Written problem: Your task is to retype each line of the data below exactly.

Supplied records:
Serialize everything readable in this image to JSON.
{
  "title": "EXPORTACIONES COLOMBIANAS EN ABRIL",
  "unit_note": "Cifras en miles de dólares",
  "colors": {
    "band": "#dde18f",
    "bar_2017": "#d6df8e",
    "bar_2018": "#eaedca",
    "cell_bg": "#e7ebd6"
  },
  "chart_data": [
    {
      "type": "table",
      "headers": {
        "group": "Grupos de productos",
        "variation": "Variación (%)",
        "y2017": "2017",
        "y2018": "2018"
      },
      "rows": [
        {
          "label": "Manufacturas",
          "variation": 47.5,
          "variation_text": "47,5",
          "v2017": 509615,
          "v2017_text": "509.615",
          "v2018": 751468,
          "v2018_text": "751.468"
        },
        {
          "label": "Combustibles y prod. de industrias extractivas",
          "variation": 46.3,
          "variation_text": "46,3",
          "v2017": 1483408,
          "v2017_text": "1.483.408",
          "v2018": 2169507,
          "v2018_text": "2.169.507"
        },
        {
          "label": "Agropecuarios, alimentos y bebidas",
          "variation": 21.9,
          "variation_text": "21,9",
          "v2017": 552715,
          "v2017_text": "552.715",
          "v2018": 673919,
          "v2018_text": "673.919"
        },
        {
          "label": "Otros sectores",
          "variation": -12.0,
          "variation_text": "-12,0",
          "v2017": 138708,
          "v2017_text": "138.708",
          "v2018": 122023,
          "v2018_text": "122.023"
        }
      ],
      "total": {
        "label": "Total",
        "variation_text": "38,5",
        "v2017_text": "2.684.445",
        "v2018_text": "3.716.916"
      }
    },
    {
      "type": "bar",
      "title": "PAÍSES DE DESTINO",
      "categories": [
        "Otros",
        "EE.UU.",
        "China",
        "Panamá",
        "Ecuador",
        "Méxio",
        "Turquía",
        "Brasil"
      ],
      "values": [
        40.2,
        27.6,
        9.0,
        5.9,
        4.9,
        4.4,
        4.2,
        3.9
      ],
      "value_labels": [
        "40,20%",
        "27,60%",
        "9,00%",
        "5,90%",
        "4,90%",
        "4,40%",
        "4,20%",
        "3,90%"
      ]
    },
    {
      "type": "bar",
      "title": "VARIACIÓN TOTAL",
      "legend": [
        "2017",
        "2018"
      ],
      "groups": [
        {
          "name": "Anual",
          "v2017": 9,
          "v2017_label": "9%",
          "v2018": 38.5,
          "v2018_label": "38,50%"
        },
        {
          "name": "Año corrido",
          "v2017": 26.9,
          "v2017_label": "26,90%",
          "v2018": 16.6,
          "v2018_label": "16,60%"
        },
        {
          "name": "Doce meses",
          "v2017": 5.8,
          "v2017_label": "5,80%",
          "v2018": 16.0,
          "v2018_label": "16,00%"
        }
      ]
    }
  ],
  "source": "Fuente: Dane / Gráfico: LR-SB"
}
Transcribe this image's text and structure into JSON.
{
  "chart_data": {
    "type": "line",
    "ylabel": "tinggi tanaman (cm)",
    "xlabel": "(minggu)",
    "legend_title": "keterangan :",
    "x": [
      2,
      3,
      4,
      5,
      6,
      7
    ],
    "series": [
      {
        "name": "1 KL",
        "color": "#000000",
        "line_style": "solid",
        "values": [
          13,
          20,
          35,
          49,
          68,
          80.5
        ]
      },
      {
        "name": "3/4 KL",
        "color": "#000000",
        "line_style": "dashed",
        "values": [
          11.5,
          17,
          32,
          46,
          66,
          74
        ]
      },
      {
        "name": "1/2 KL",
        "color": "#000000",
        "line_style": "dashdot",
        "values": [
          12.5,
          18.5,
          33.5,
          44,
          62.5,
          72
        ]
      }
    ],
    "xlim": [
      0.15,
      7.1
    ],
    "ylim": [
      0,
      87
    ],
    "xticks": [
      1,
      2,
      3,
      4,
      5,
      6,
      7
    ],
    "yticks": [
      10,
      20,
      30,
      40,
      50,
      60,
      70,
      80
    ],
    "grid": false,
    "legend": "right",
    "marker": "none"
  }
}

Written solution:
Serialize everything readable in this image to JSON.
{
  "title": "EXPORTACIONES COLOMBIANAS EN ABRIL",
  "unit_note": "Cifras en miles de dólares",
  "colors": {
    "band": "#dde18f",
    "bar_2017": "#d6df8e",
    "bar_2018": "#eaedca",
    "cell_bg": "#e7ebd6"
  },
  "chart_data": [
    {
      "type": "table",
      "headers": {
        "group": "Grupos de productos",
        "variation": "Variación (%)",
        "y2017": "2017",
        "y2018": "2018"
      },
      "rows": [
        {
          "label": "Manufacturas",
          "variation": 47.5,
          "variation_text": "47,5",
          "v2017": 509615,
          "v2017_text": "509.615",
          "v2018": 751468,
          "v2018_text": "751.468"
        },
        {
          "label": "Combustibles y prod. de industrias extractivas",
          "variation": 46.3,
          "variation_text": "46,3",
          "v2017": 1483408,
          "v2017_text": "1.483.408",
          "v2018": 2169507,
          "v2018_text": "2.169.507"
        },
        {
          "label": "Agropecuarios, alimentos y bebidas",
          "variation": 21.9,
          "variation_text": "21,9",
          "v2017": 552715,
          "v2017_text": "552.715",
          "v2018": 673919,
          "v2018_text": "673.919"
        },
        {
          "label": "Otros sectores",
          "variation": -12.0,
          "variation_text": "-12,0",
          "v2017": 138708,
          "v2017_text": "138.708",
          "v2018": 122023,
          "v2018_text": "122.023"
        }
      ],
      "total": {
        "label": "Total",
        "variation_text": "38,5",
        "v2017_text": "2.684.445",
        "v2018_text": "3.716.916"
      }
    },
    {
      "type": "bar",
      "title": "PAÍSES DE DESTINO",
      "categories": [
        "Otros",
        "EE.UU.",
        "China",
        "Panamá",
        "Ecuador",
        "Méxio",
        "Turquía",
        "Brasil"
      ],
      "values": [
        40.2,
        27.6,
        9.0,
        5.9,
        4.9,
        4.4,
        4.2,
        3.9
      ],
      "value_labels": [
        "40,20%",
        "27,60%",
        "9,00%",
        "5,90%",
        "4,90%",
        "4,40%",
        "4,20%",
        "3,90%"
      ]
    },
    {
      "type": "bar",
      "title": "VARIACIÓN TOTAL",
      "legend": [
        "2017",
        "2018"
      ],
      "groups": [
        {
          "name": "Anual",
          "v2017": 9,
          "v2017_label": "9%",
          "v2018": 38.5,
          "v2018_label": "38,50%"
        },
        {
          "name": "Año corrido",
          "v2017": 26.9,
          "v2017_label": "26,90%",
          "v2018": 16.6,
          "v2018_label": "16,60%"
        },
        {
          "name": "Doce meses",
          "v2017": 5.8,
          "v2017_label": "5,80%",
          "v2018": 16.0,
          "v2018_label": "16,00%"
        }
      ]
    }
  ],
  "source": "Fuente: Dane / Gráfico: LR-SB"
}
Transcribe this image's text and structure into JSON.
{
  "chart_data": {
    "type": "line",
    "ylabel": "tinggi tanaman (cm)",
    "xlabel": "(minggu)",
    "legend_title": "keterangan :",
    "x": [
      2,
      3,
      4,
      5,
      6,
      7
    ],
    "series": [
      {
        "name": "1 KL",
        "color": "#000000",
        "line_style": "solid",
        "values": [
          13,
          20,
          35,
          49,
          68,
          80.5
        ]
      },
      {
        "name": "3/4 KL",
        "color": "#000000",
        "line_style": "dashed",
        "values": [
          11.5,
          17,
          32,
          46,
          66,
          74
        ]
      },
      {
        "name": "1/2 KL",
        "color": "#000000",
        "line_style": "dashdot",
        "values": [
          12.5,
          18.5,
          33.5,
          44,
          62.5,
          72
        ]
      }
    ],
    "xlim": [
      0.15,
      7.1
    ],
    "ylim": [
      0,
      87
    ],
    "xticks": [
      1,
      2,
      3,
      4,
      5,
      6,
      7
    ],
    "yticks": [
      10,
      20,
      30,
      40,
      50,
      60,
      70,
      80
    ],
    "grid": false,
    "legend": "right",
    "marker": "none"
  }
}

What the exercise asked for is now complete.